### Data provided
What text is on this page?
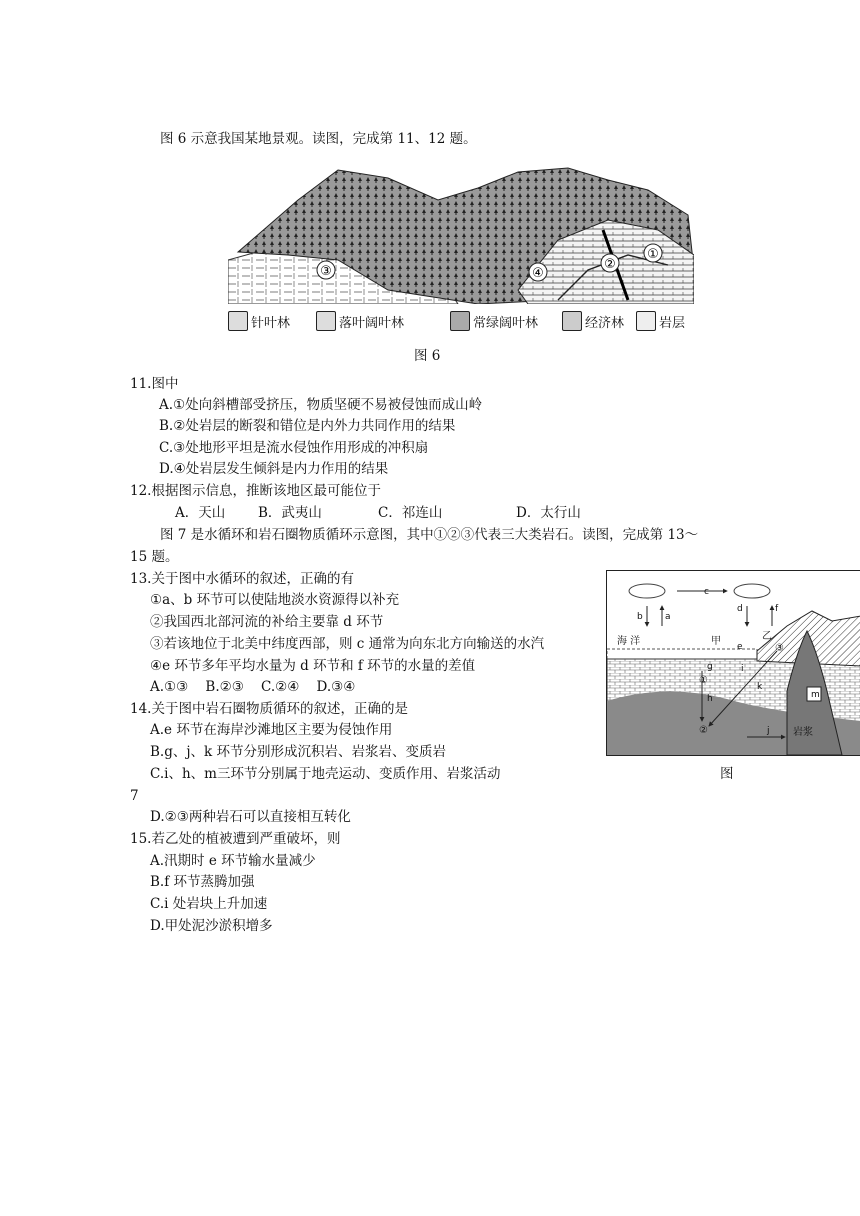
图 6 示意我国某地景观。读图，完成第 11、12 题。
①
②
③	④
针叶林	落叶阔叶林	常绿阔叶林	经济林	岩层
图 6
11.图中
A.①处向斜槽部受挤压，物质坚硬不易被侵蚀而成山岭
B.②处岩层的断裂和错位是内外力共同作用的结果
C.③处地形平坦是流水侵蚀作用形成的冲积扇
D.④处岩层发生倾斜是内力作用的结果
12.根据图示信息，推断该地区最可能位于
A．天山 B．武夷山	C．祁连山	D．太行山
图 7 是水循环和岩石圈物质循环示意图，其中①②③代表三大类岩石。读图，完成第 13～
15 题。
13.关于图中水循环的叙述，正确的有
①a、b 环节可以使陆地淡水资源得以补充
②我国西北部河流的补给主要靠 d 环节
③若该地位于北美中纬度西部，则 c 通常为向东北方向输送的水汽
④e 环节多年平均水量为 d 环节和 f 环节的水量的差值
A.①③    B.②③    C.②④    D.③④
14.关于图中岩石圈物质循环的叙述，正确的是
A.e 环节在海岸沙滩地区主要为侵蚀作用
B.g、j、k 环节分别形成沉积岩、岩浆岩、变质岩
C.i、h、m三环节分别属于地壳运动、变质作用、岩浆活动
7
D.②③两种岩石可以直接相互转化
15.若乙处的植被遭到严重破坏，则
A.汛期时 e 环节输水量减少
B.f 环节蒸腾加强
C.i 处岩块上升加速
D.甲处泥沙淤积增多
c
b a
d	f
海 洋	甲	乙
e
g	i
h
k
j
m
岩浆
①
②
③
图
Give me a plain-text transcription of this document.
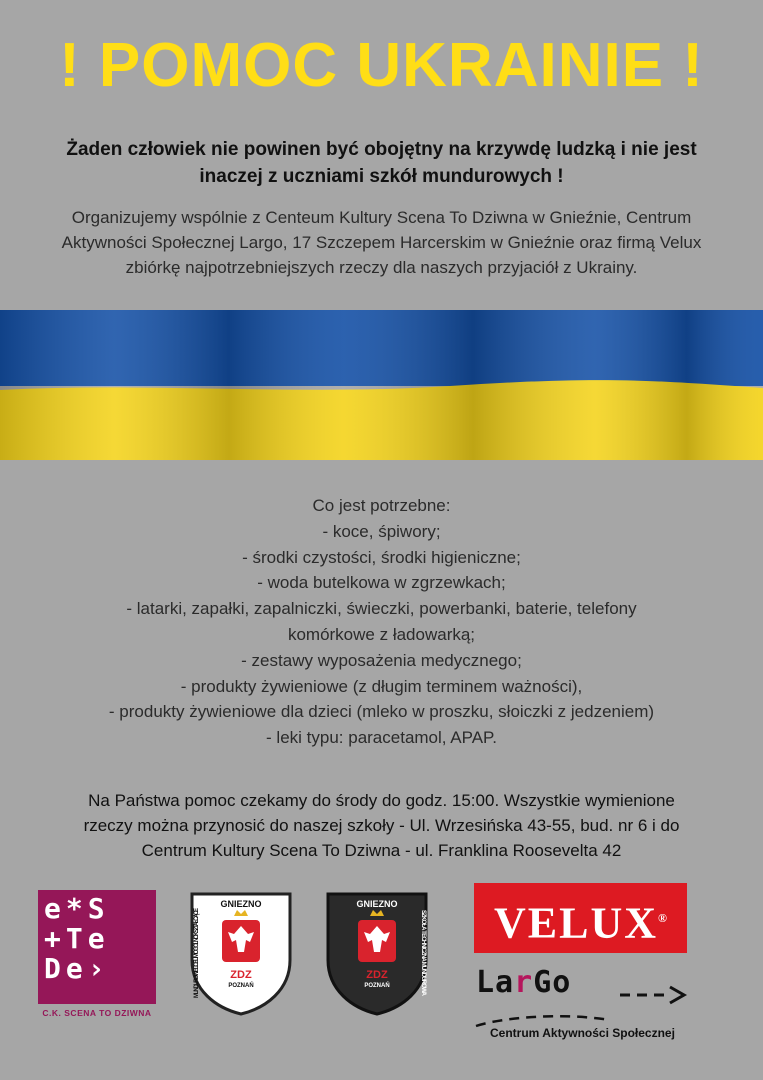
! POMOC UKRAINIE !
Żaden człowiek nie powinen być obojętny na krzywdę ludzką i nie jest
inaczej z uczniami szkół mundurowych !
Organizujemy wspólnie z Centeum Kultury Scena To Dziwna w Gnieźnie, Centrum
Aktywności Społecznej Largo, 17 Szczepem Harcerskim w Gnieźnie oraz firmą Velux
zbiórkę najpotrzebniejszych rzeczy dla naszych przyjaciół z Ukrainy.
Co jest potrzebne:
- koce, śpiwory;
- środki czystości, środki higieniczne;
- woda butelkowa w zgrzewkach;
- latarki, zapałki, zapalniczki, świeczki, powerbanki, baterie, telefony
komórkowe z ładowarką;
- zestawy wyposażenia medycznego;
- produkty żywieniowe (z długim terminem ważności),
- produkty żywieniowe dla dzieci (mleko w proszku, słoiczki z jedzeniem)
- leki typu: paracetamol, APAP.
Na Państwa pomoc czekamy do środy do godz. 15:00. Wszystkie wymienione
rzeczy można przynosić do naszej szkoły - Ul. Wrzesińska 43-55, bud. nr 6 i do
Centrum Kultury Scena To Dziwna - ul. Franklina Roosevelta 42
e*S
+Te
De›
C.K. SCENA TO DZIWNA
GNIEZNO
MUNDUROWE LICEUM OGÓLNOKSZTAŁCĄCE
ZDZ
POZNAŃ
GNIEZNO
SZKOŁA TECHNICZNA MUNDUROWA
ZDZ
POZNAŃ
VELUX®
LarGo
Centrum Aktywności Społecznej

### What to produce
Every record is to be reproduced exactly, with no pictures included.

### Solution to the exercise
What text is on this page?
图 6 示意我国某地景观。读图，完成第 11、12 题。
①
②
③	④
针叶林	落叶阔叶林	常绿阔叶林	经济林	岩层
图 6
11.图中
A.①处向斜槽部受挤压，物质坚硬不易被侵蚀而成山岭
B.②处岩层的断裂和错位是内外力共同作用的结果
C.③处地形平坦是流水侵蚀作用形成的冲积扇
D.④处岩层发生倾斜是内力作用的结果
12.根据图示信息，推断该地区最可能位于
A．天山 B．武夷山	C．祁连山	D．太行山
图 7 是水循环和岩石圈物质循环示意图，其中①②③代表三大类岩石。读图，完成第 13～
15 题。
13.关于图中水循环的叙述，正确的有
①a、b 环节可以使陆地淡水资源得以补充
②我国西北部河流的补给主要靠 d 环节
③若该地位于北美中纬度西部，则 c 通常为向东北方向输送的水汽
④e 环节多年平均水量为 d 环节和 f 环节的水量的差值
A.①③    B.②③    C.②④    D.③④
14.关于图中岩石圈物质循环的叙述，正确的是
A.e 环节在海岸沙滩地区主要为侵蚀作用
B.g、j、k 环节分别形成沉积岩、岩浆岩、变质岩
C.i、h、m三环节分别属于地壳运动、变质作用、岩浆活动
7
D.②③两种岩石可以直接相互转化
15.若乙处的植被遭到严重破坏，则
A.汛期时 e 环节输水量减少
B.f 环节蒸腾加强
C.i 处岩块上升加速
D.甲处泥沙淤积增多
c
b a
d	f
海 洋	甲	乙
e
g	i
h
k
j
m
岩浆
①
②
③
图
Give me a plain-text transcription of this document.
! POMOC UKRAINIE !
Żaden człowiek nie powinen być obojętny na krzywdę ludzką i nie jest
inaczej z uczniami szkół mundurowych !
Organizujemy wspólnie z Centeum Kultury Scena To Dziwna w Gnieźnie, Centrum
Aktywności Społecznej Largo, 17 Szczepem Harcerskim w Gnieźnie oraz firmą Velux
zbiórkę najpotrzebniejszych rzeczy dla naszych przyjaciół z Ukrainy.
Co jest potrzebne:
- koce, śpiwory;
- środki czystości, środki higieniczne;
- woda butelkowa w zgrzewkach;
- latarki, zapałki, zapalniczki, świeczki, powerbanki, baterie, telefony
komórkowe z ładowarką;
- zestawy wyposażenia medycznego;
- produkty żywieniowe (z długim terminem ważności),
- produkty żywieniowe dla dzieci (mleko w proszku, słoiczki z jedzeniem)
- leki typu: paracetamol, APAP.
Na Państwa pomoc czekamy do środy do godz. 15:00. Wszystkie wymienione
rzeczy można przynosić do naszej szkoły - Ul. Wrzesińska 43-55, bud. nr 6 i do
Centrum Kultury Scena To Dziwna - ul. Franklina Roosevelta 42
e*S
+Te
De›
C.K. SCENA TO DZIWNA
GNIEZNO
MUNDUROWE LICEUM OGÓLNOKSZTAŁCĄCE
ZDZ
POZNAŃ
GNIEZNO
SZKOŁA TECHNICZNA MUNDUROWA
ZDZ
POZNAŃ
VELUX®
LarGo
Centrum Aktywności Społecznej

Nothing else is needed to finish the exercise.